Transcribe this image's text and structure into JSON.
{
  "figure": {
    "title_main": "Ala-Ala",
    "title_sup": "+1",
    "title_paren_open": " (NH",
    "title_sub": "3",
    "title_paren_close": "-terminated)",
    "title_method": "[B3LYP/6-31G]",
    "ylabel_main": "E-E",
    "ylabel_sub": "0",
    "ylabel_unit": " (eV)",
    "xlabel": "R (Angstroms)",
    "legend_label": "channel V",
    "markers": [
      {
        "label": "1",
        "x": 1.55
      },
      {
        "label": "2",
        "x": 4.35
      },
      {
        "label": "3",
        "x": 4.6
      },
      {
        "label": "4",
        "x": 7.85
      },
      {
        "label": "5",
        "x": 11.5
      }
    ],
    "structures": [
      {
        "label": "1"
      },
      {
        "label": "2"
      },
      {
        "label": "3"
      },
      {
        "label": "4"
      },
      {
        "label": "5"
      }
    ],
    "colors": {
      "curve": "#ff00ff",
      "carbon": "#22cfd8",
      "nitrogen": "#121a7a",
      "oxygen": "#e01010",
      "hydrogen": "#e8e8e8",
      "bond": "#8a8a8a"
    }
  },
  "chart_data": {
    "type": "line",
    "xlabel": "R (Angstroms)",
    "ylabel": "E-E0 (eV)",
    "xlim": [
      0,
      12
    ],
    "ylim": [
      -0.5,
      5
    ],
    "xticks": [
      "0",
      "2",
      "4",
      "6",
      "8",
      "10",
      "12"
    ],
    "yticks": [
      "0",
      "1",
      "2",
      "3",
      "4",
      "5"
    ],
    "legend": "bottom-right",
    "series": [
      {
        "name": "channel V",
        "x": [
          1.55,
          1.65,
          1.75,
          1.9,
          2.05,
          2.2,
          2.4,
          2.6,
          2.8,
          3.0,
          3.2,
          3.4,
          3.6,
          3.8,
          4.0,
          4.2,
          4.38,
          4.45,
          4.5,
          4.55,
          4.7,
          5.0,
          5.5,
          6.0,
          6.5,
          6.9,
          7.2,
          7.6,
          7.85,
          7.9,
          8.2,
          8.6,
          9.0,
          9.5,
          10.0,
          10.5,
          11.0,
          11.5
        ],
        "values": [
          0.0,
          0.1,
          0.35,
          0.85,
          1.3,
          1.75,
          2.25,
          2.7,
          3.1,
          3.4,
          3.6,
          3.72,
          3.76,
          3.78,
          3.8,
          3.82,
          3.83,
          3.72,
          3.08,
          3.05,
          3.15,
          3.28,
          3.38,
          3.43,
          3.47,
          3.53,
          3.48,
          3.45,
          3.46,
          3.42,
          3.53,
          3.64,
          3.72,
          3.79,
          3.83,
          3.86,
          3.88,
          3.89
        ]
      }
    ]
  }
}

• [Short problem]: All entries must be repeated verbatim.

• [Full answer]:
Transcribe this image's text and structure into JSON.
{
  "figure": {
    "title_main": "Ala-Ala",
    "title_sup": "+1",
    "title_paren_open": " (NH",
    "title_sub": "3",
    "title_paren_close": "-terminated)",
    "title_method": "[B3LYP/6-31G]",
    "ylabel_main": "E-E",
    "ylabel_sub": "0",
    "ylabel_unit": " (eV)",
    "xlabel": "R (Angstroms)",
    "legend_label": "channel V",
    "markers": [
      {
        "label": "1",
        "x": 1.55
      },
      {
        "label": "2",
        "x": 4.35
      },
      {
        "label": "3",
        "x": 4.6
      },
      {
        "label": "4",
        "x": 7.85
      },
      {
        "label": "5",
        "x": 11.5
      }
    ],
    "structures": [
      {
        "label": "1"
      },
      {
        "label": "2"
      },
      {
        "label": "3"
      },
      {
        "label": "4"
      },
      {
        "label": "5"
      }
    ],
    "colors": {
      "curve": "#ff00ff",
      "carbon": "#22cfd8",
      "nitrogen": "#121a7a",
      "oxygen": "#e01010",
      "hydrogen": "#e8e8e8",
      "bond": "#8a8a8a"
    }
  },
  "chart_data": {
    "type": "line",
    "xlabel": "R (Angstroms)",
    "ylabel": "E-E0 (eV)",
    "xlim": [
      0,
      12
    ],
    "ylim": [
      -0.5,
      5
    ],
    "xticks": [
      "0",
      "2",
      "4",
      "6",
      "8",
      "10",
      "12"
    ],
    "yticks": [
      "0",
      "1",
      "2",
      "3",
      "4",
      "5"
    ],
    "legend": "bottom-right",
    "series": [
      {
        "name": "channel V",
        "x": [
          1.55,
          1.65,
          1.75,
          1.9,
          2.05,
          2.2,
          2.4,
          2.6,
          2.8,
          3.0,
          3.2,
          3.4,
          3.6,
          3.8,
          4.0,
          4.2,
          4.38,
          4.45,
          4.5,
          4.55,
          4.7,
          5.0,
          5.5,
          6.0,
          6.5,
          6.9,
          7.2,
          7.6,
          7.85,
          7.9,
          8.2,
          8.6,
          9.0,
          9.5,
          10.0,
          10.5,
          11.0,
          11.5
        ],
        "values": [
          0.0,
          0.1,
          0.35,
          0.85,
          1.3,
          1.75,
          2.25,
          2.7,
          3.1,
          3.4,
          3.6,
          3.72,
          3.76,
          3.78,
          3.8,
          3.82,
          3.83,
          3.72,
          3.08,
          3.05,
          3.15,
          3.28,
          3.38,
          3.43,
          3.47,
          3.53,
          3.48,
          3.45,
          3.46,
          3.42,
          3.53,
          3.64,
          3.72,
          3.79,
          3.83,
          3.86,
          3.88,
          3.89
        ]
      }
    ]
  }
}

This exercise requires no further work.